» **Stated goal**:
From the entries that follow, gather each line holding the word "clients".

(A run of records)

## START

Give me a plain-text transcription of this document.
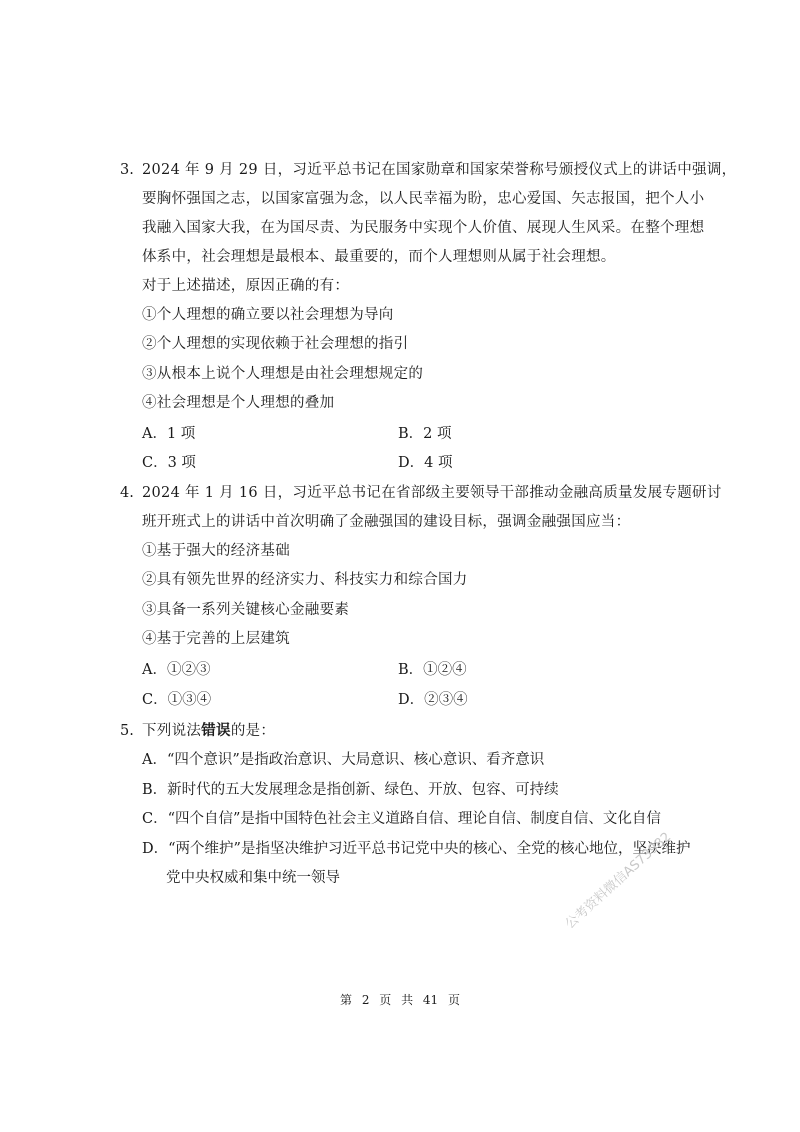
3. 2024 年 9 月 29 日，习近平总书记在国家勋章和国家荣誉称号颁授仪式上的讲话中强调，
要胸怀强国之志，以国家富强为念，以人民幸福为盼，忠心爱国、矢志报国，把个人小
我融入国家大我，在为国尽责、为民服务中实现个人价值、展现人生风采。在整个理想
体系中，社会理想是最根本、最重要的，而个人理想则从属于社会理想。
对于上述描述，原因正确的有：
①个人理想的确立要以社会理想为导向
②个人理想的实现依赖于社会理想的指引
③从根本上说个人理想是由社会理想规定的
④社会理想是个人理想的叠加
A．1 项	B．2 项
C．3 项	D．4 项
4. 2024 年 1 月 16 日，习近平总书记在省部级主要领导干部推动金融高质量发展专题研讨
班开班式上的讲话中首次明确了金融强国的建设目标，强调金融强国应当：
①基于强大的经济基础
②具有领先世界的经济实力、科技实力和综合国力
③具备一系列关键核心金融要素
④基于完善的上层建筑
A．①②③	B．①②④
C．①③④	D．②③④
5. 下列说法错误的是：
A．“四个意识”是指政治意识、大局意识、核心意识、看齐意识
B．新时代的五大发展理念是指创新、绿色、开放、包容、可持续
C．“四个自信”是指中国特色社会主义道路自信、理论自信、制度自信、文化自信
D．“两个维护”是指坚决维护习近平总书记党中央的核心、全党的核心地位，坚决维护
党中央权威和集中统一领导	公考资料微信AS73982
第 2 页 共 41 页
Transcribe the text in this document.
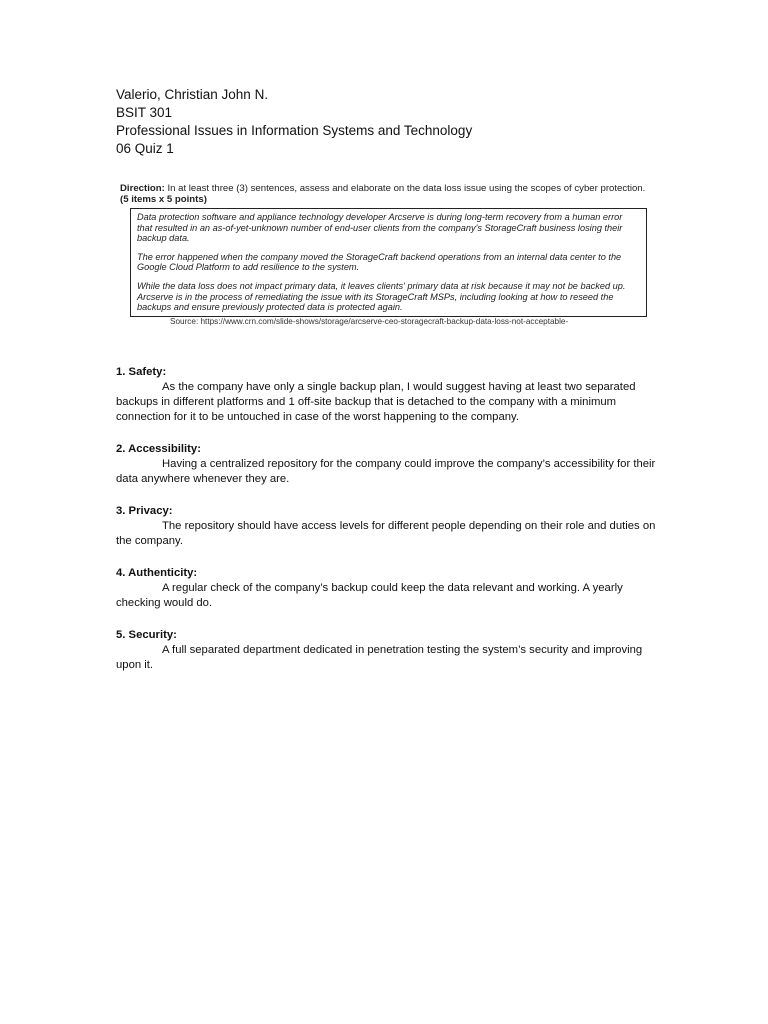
Valerio, Christian John N.
BSIT 301
Professional Issues in Information Systems and Technology
06 Quiz 1
Direction: In at least three (3) sentences, assess and elaborate on the data loss issue using the scopes of cyber protection. (5 items x 5 points)

Data protection software and appliance technology developer Arcserve is during long-term recovery from a human error that resulted in an as-of-yet-unknown number of end-user clients from the company's StorageCraft business losing their backup data.

The error happened when the company moved the StorageCraft backend operations from an internal data center to the Google Cloud Platform to add resilience to the system.

While the data loss does not impact primary data, it leaves clients' primary data at risk because it may not be backed up. Arcserve is in the process of remediating the issue with its StorageCraft MSPs, including looking at how to reseed the backups and ensure previously protected data is protected again.

Source: https://www.crn.com/slide-shows/storage/arcserve-ceo-storagecraft-backup-data-loss-not-acceptable-
1. Safety:
As the company have only a single backup plan, I would suggest having at least two separated backups in different platforms and 1 off-site backup that is detached to the company with a minimum connection for it to be untouched in case of the worst happening to the company.
2. Accessibility:
Having a centralized repository for the company could improve the company’s accessibility for their data anywhere whenever they are.
3. Privacy:
The repository should have access levels for different people depending on their role and duties on the company.
4. Authenticity:
A regular check of the company’s backup could keep the data relevant and working. A yearly checking would do.
5. Security:
A full separated department dedicated in penetration testing the system’s security and improving upon it.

## END

» **Right answer**:
Data protection software and appliance technology developer Arcserve is during long-term recovery from a human error that resulted in an as-of-yet-unknown number of end-user clients from the company's StorageCraft business losing their backup data.
While the data loss does not impact primary data, it leaves clients' primary data at risk because it may not be backed up. Arcserve is in the process of remediating the issue with its StorageCraft MSPs, including looking at how to reseed the backups and ensure previously protected data is protected again.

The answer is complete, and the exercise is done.